** Stated problem **
Filter out everything except lines holding "text".

:: Dataset records ::

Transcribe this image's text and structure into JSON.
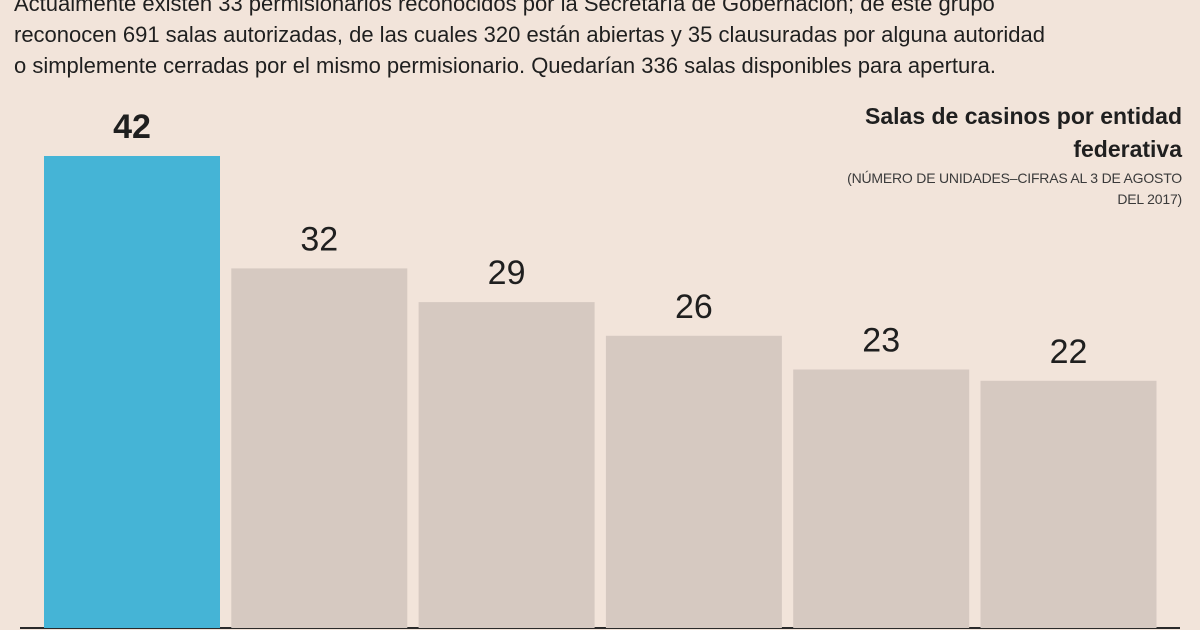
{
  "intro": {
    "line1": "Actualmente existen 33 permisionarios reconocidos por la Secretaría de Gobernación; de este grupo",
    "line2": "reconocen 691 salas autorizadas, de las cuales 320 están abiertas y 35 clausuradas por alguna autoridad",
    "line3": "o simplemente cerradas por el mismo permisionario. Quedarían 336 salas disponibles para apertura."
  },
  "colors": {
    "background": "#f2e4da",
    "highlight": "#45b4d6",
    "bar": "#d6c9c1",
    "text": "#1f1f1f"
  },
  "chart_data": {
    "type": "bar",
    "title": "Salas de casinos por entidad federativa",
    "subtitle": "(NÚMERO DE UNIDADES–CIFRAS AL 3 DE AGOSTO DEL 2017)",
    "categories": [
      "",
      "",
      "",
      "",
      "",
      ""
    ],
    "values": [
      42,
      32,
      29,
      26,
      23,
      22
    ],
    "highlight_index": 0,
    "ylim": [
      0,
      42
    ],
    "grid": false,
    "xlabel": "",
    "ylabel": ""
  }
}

:::
:: Dataset records ::

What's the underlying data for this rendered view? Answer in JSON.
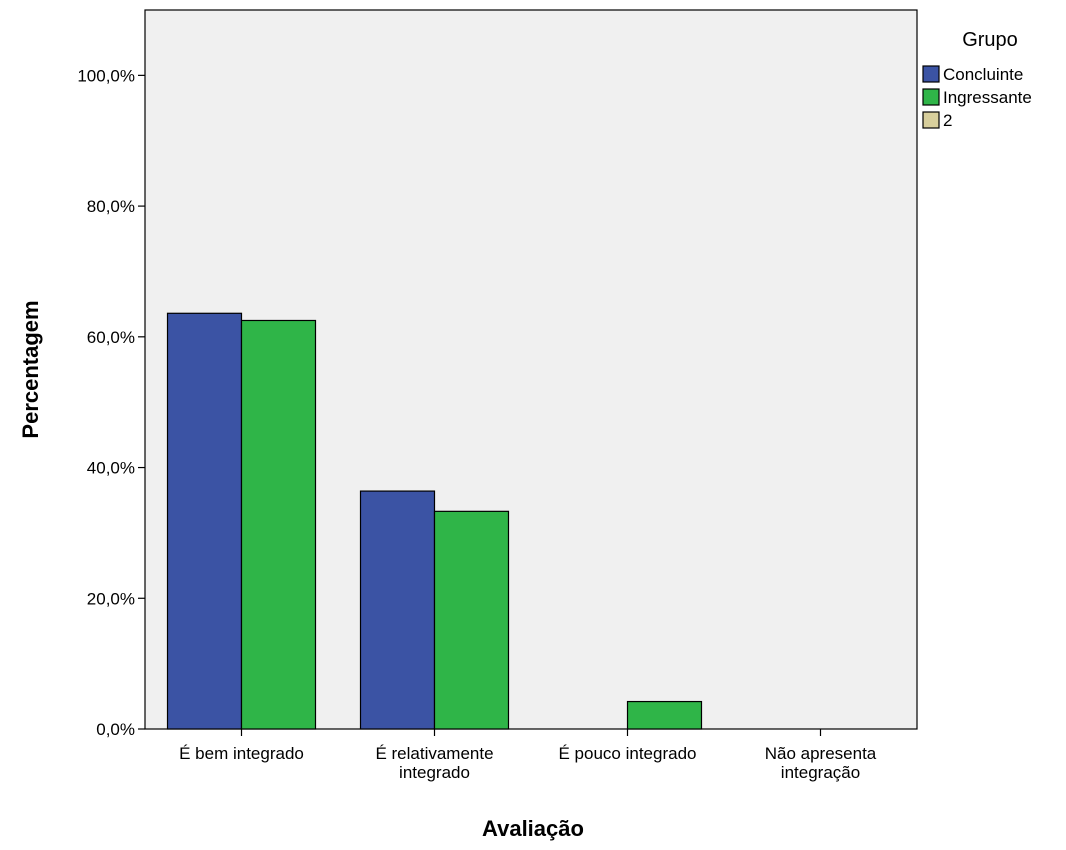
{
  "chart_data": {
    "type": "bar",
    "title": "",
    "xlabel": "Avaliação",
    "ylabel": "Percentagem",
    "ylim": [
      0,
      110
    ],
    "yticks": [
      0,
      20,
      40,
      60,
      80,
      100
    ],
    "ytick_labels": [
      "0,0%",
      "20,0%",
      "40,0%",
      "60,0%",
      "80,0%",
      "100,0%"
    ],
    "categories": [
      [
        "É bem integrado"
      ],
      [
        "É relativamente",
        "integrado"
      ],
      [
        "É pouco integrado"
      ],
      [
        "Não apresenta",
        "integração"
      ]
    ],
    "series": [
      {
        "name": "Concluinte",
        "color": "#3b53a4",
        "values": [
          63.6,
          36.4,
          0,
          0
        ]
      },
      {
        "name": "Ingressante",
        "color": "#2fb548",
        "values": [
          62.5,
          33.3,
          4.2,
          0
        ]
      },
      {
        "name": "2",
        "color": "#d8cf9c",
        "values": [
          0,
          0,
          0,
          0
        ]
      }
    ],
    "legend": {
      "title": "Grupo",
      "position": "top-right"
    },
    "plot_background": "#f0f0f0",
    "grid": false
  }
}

:::

** Reply **
Transcribe this image's text and structure into JSON.
    "text": "#1f1f1f"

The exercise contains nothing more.